(Exercise directions): Copy out all the lines exactly. Omit pictures.

(Material shown):
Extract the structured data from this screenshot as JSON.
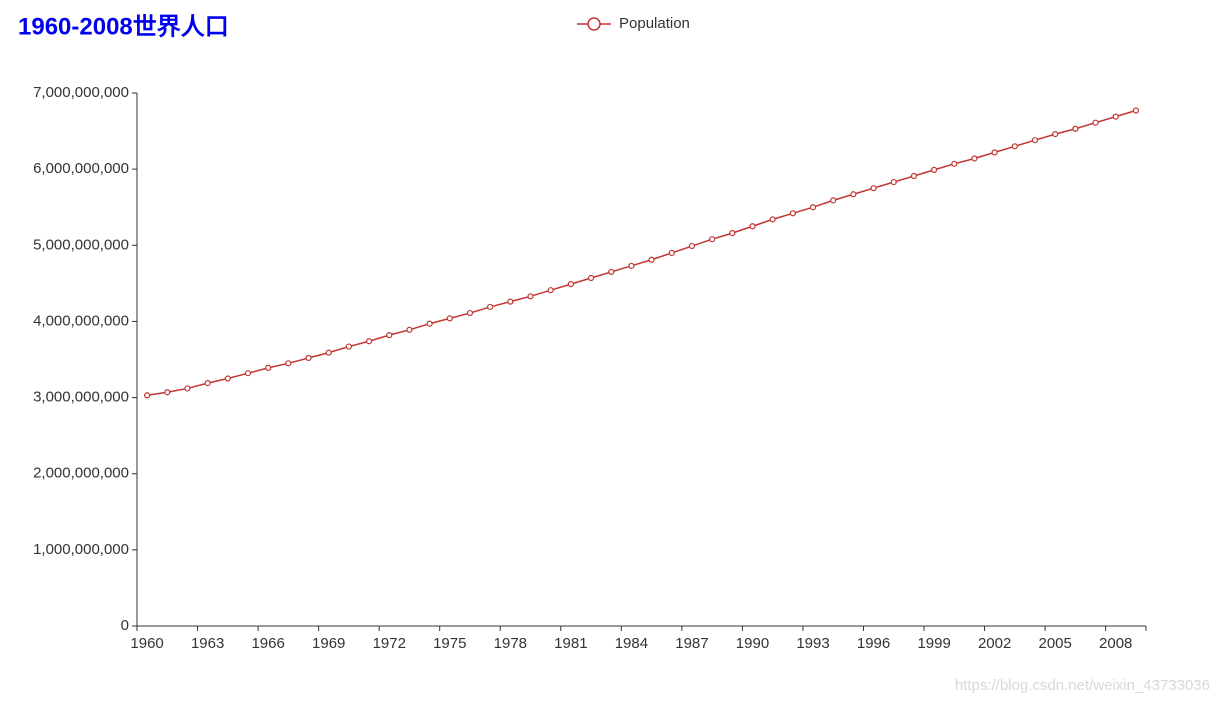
{
  "chart_data": {
    "type": "line",
    "title": "1960-2008世界人口",
    "categories": [
      "1960",
      null,
      null,
      "1963",
      null,
      null,
      "1966",
      null,
      null,
      "1969",
      null,
      null,
      "1972",
      null,
      null,
      "1975",
      null,
      null,
      "1978",
      null,
      null,
      "1981",
      null,
      null,
      "1984",
      null,
      null,
      "1987",
      null,
      null,
      "1990",
      null,
      null,
      "1993",
      null,
      null,
      "1996",
      null,
      null,
      "1999",
      null,
      null,
      "2002",
      null,
      null,
      "2005",
      null,
      null,
      "2008",
      null
    ],
    "series": [
      {
        "name": "Population",
        "color": "#c23531",
        "values": [
          3030000000,
          3070000000,
          3120000000,
          3190000000,
          3250000000,
          3320000000,
          3390000000,
          3450000000,
          3520000000,
          3590000000,
          3670000000,
          3740000000,
          3820000000,
          3890000000,
          3970000000,
          4040000000,
          4110000000,
          4190000000,
          4260000000,
          4330000000,
          4410000000,
          4490000000,
          4570000000,
          4650000000,
          4730000000,
          4810000000,
          4900000000,
          4990000000,
          5080000000,
          5160000000,
          5250000000,
          5340000000,
          5420000000,
          5500000000,
          5590000000,
          5670000000,
          5750000000,
          5830000000,
          5910000000,
          5990000000,
          6070000000,
          6140000000,
          6220000000,
          6300000000,
          6380000000,
          6460000000,
          6530000000,
          6610000000,
          6690000000,
          6770000000
        ]
      }
    ],
    "ylim": [
      0,
      7000000000
    ],
    "yticks": [
      0,
      {
        "value": 1000000000,
        "label": "1,000,000,000"
      },
      {
        "value": 2000000000,
        "label": "2,000,000,000"
      },
      {
        "value": 3000000000,
        "label": "3,000,000,000"
      },
      {
        "value": 4000000000,
        "label": "4,000,000,000"
      },
      {
        "value": 5000000000,
        "label": "5,000,000,000"
      },
      {
        "value": 6000000000,
        "label": "6,000,000,000"
      },
      {
        "value": 7000000000,
        "label": "7,000,000,000"
      }
    ],
    "grid": false,
    "legend": "top",
    "watermark": "https://blog.csdn.net/weixin_43733036"
  }
}
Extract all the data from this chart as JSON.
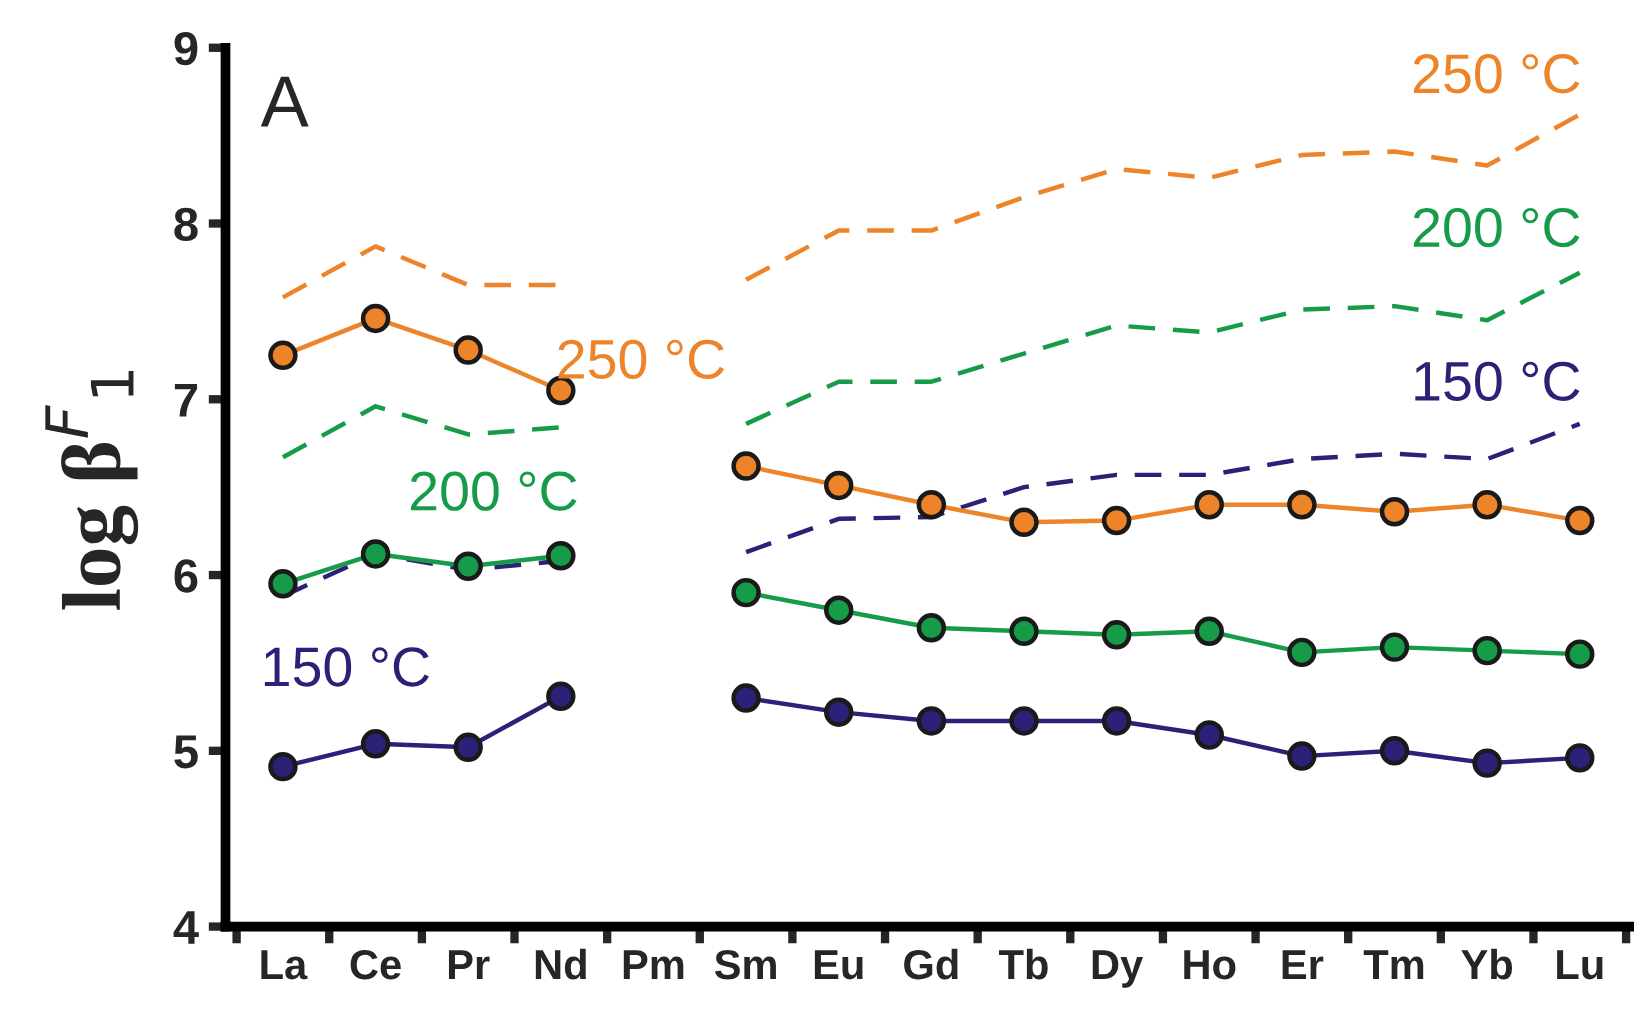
{
  "chart_data": {
    "type": "line",
    "ylabel": "log β$^{F}$$_{1}$",
    "annotations": [
      "A"
    ],
    "categories": [
      "La",
      "Ce",
      "Pr",
      "Nd",
      "Pm",
      "Sm",
      "Eu",
      "Gd",
      "Tb",
      "Dy",
      "Ho",
      "Er",
      "Tm",
      "Yb",
      "Lu"
    ],
    "ylim": [
      4,
      9
    ],
    "yticks": [
      4,
      5,
      6,
      7,
      8,
      9
    ],
    "grid": false,
    "legend": false,
    "series": [
      {
        "name": "250 °C",
        "color": "#ee8429",
        "marker": "none",
        "line_style": "dashed",
        "values": [
          7.58,
          7.87,
          7.65,
          7.65,
          null,
          7.68,
          7.96,
          7.96,
          8.15,
          8.31,
          8.26,
          8.39,
          8.41,
          8.33,
          8.62
        ]
      },
      {
        "name": "200 °C",
        "color": "#169c48",
        "marker": "none",
        "line_style": "dashed",
        "values": [
          6.67,
          6.96,
          6.8,
          6.84,
          null,
          6.86,
          7.1,
          7.1,
          7.26,
          7.42,
          7.38,
          7.51,
          7.53,
          7.45,
          7.72
        ]
      },
      {
        "name": "150 °C",
        "color": "#2b2177",
        "marker": "none",
        "line_style": "dashed",
        "values": [
          5.88,
          6.12,
          6.03,
          6.08,
          null,
          6.13,
          6.32,
          6.33,
          6.5,
          6.57,
          6.57,
          6.66,
          6.69,
          6.66,
          6.86
        ]
      },
      {
        "name": "250 °C",
        "color": "#ee8429",
        "marker": "circle",
        "line_style": "solid",
        "values": [
          7.25,
          7.46,
          7.28,
          7.05,
          null,
          6.62,
          6.51,
          6.4,
          6.3,
          6.31,
          6.4,
          6.4,
          6.36,
          6.4,
          6.31
        ]
      },
      {
        "name": "200 °C",
        "color": "#169c48",
        "marker": "circle",
        "line_style": "solid",
        "values": [
          5.95,
          6.12,
          6.05,
          6.11,
          null,
          5.9,
          5.8,
          5.7,
          5.68,
          5.66,
          5.68,
          5.56,
          5.59,
          5.57,
          5.55
        ]
      },
      {
        "name": "150 °C",
        "color": "#2b2177",
        "marker": "circle",
        "line_style": "solid",
        "values": [
          4.91,
          5.04,
          5.02,
          5.31,
          null,
          5.3,
          5.22,
          5.17,
          5.17,
          5.17,
          5.09,
          4.97,
          5.0,
          4.93,
          4.96
        ]
      }
    ]
  }
}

(Task result):
Extract the structured data from this screenshot as JSON.
{
  "chart_data": {
    "type": "line",
    "title": "1960-2008世界人口",
    "categories": [
      "1960",
      null,
      null,
      "1963",
      null,
      null,
      "1966",
      null,
      null,
      "1969",
      null,
      null,
      "1972",
      null,
      null,
      "1975",
      null,
      null,
      "1978",
      null,
      null,
      "1981",
      null,
      null,
      "1984",
      null,
      null,
      "1987",
      null,
      null,
      "1990",
      null,
      null,
      "1993",
      null,
      null,
      "1996",
      null,
      null,
      "1999",
      null,
      null,
      "2002",
      null,
      null,
      "2005",
      null,
      null,
      "2008",
      null
    ],
    "series": [
      {
        "name": "Population",
        "color": "#c23531",
        "values": [
          3030000000,
          3070000000,
          3120000000,
          3190000000,
          3250000000,
          3320000000,
          3390000000,
          3450000000,
          3520000000,
          3590000000,
          3670000000,
          3740000000,
          3820000000,
          3890000000,
          3970000000,
          4040000000,
          4110000000,
          4190000000,
          4260000000,
          4330000000,
          4410000000,
          4490000000,
          4570000000,
          4650000000,
          4730000000,
          4810000000,
          4900000000,
          4990000000,
          5080000000,
          5160000000,
          5250000000,
          5340000000,
          5420000000,
          5500000000,
          5590000000,
          5670000000,
          5750000000,
          5830000000,
          5910000000,
          5990000000,
          6070000000,
          6140000000,
          6220000000,
          6300000000,
          6380000000,
          6460000000,
          6530000000,
          6610000000,
          6690000000,
          6770000000
        ]
      }
    ],
    "ylim": [
      0,
      7000000000
    ],
    "yticks": [
      0,
      {
        "value": 1000000000,
        "label": "1,000,000,000"
      },
      {
        "value": 2000000000,
        "label": "2,000,000,000"
      },
      {
        "value": 3000000000,
        "label": "3,000,000,000"
      },
      {
        "value": 4000000000,
        "label": "4,000,000,000"
      },
      {
        "value": 5000000000,
        "label": "5,000,000,000"
      },
      {
        "value": 6000000000,
        "label": "6,000,000,000"
      },
      {
        "value": 7000000000,
        "label": "7,000,000,000"
      }
    ],
    "grid": false,
    "legend": "top",
    "watermark": "https://blog.csdn.net/weixin_43733036"
  }
}
Extract all the data from this chart as JSON.
{
  "chart_data": {
    "type": "line",
    "ylabel": "log β$^{F}$$_{1}$",
    "annotations": [
      "A"
    ],
    "categories": [
      "La",
      "Ce",
      "Pr",
      "Nd",
      "Pm",
      "Sm",
      "Eu",
      "Gd",
      "Tb",
      "Dy",
      "Ho",
      "Er",
      "Tm",
      "Yb",
      "Lu"
    ],
    "ylim": [
      4,
      9
    ],
    "yticks": [
      4,
      5,
      6,
      7,
      8,
      9
    ],
    "grid": false,
    "legend": false,
    "series": [
      {
        "name": "250 °C",
        "color": "#ee8429",
        "marker": "none",
        "line_style": "dashed",
        "values": [
          7.58,
          7.87,
          7.65,
          7.65,
          null,
          7.68,
          7.96,
          7.96,
          8.15,
          8.31,
          8.26,
          8.39,
          8.41,
          8.33,
          8.62
        ]
      },
      {
        "name": "200 °C",
        "color": "#169c48",
        "marker": "none",
        "line_style": "dashed",
        "values": [
          6.67,
          6.96,
          6.8,
          6.84,
          null,
          6.86,
          7.1,
          7.1,
          7.26,
          7.42,
          7.38,
          7.51,
          7.53,
          7.45,
          7.72
        ]
      },
      {
        "name": "150 °C",
        "color": "#2b2177",
        "marker": "none",
        "line_style": "dashed",
        "values": [
          5.88,
          6.12,
          6.03,
          6.08,
          null,
          6.13,
          6.32,
          6.33,
          6.5,
          6.57,
          6.57,
          6.66,
          6.69,
          6.66,
          6.86
        ]
      },
      {
        "name": "250 °C",
        "color": "#ee8429",
        "marker": "circle",
        "line_style": "solid",
        "values": [
          7.25,
          7.46,
          7.28,
          7.05,
          null,
          6.62,
          6.51,
          6.4,
          6.3,
          6.31,
          6.4,
          6.4,
          6.36,
          6.4,
          6.31
        ]
      },
      {
        "name": "200 °C",
        "color": "#169c48",
        "marker": "circle",
        "line_style": "solid",
        "values": [
          5.95,
          6.12,
          6.05,
          6.11,
          null,
          5.9,
          5.8,
          5.7,
          5.68,
          5.66,
          5.68,
          5.56,
          5.59,
          5.57,
          5.55
        ]
      },
      {
        "name": "150 °C",
        "color": "#2b2177",
        "marker": "circle",
        "line_style": "solid",
        "values": [
          4.91,
          5.04,
          5.02,
          5.31,
          null,
          5.3,
          5.22,
          5.17,
          5.17,
          5.17,
          5.09,
          4.97,
          5.0,
          4.93,
          4.96
        ]
      }
    ]
  }
}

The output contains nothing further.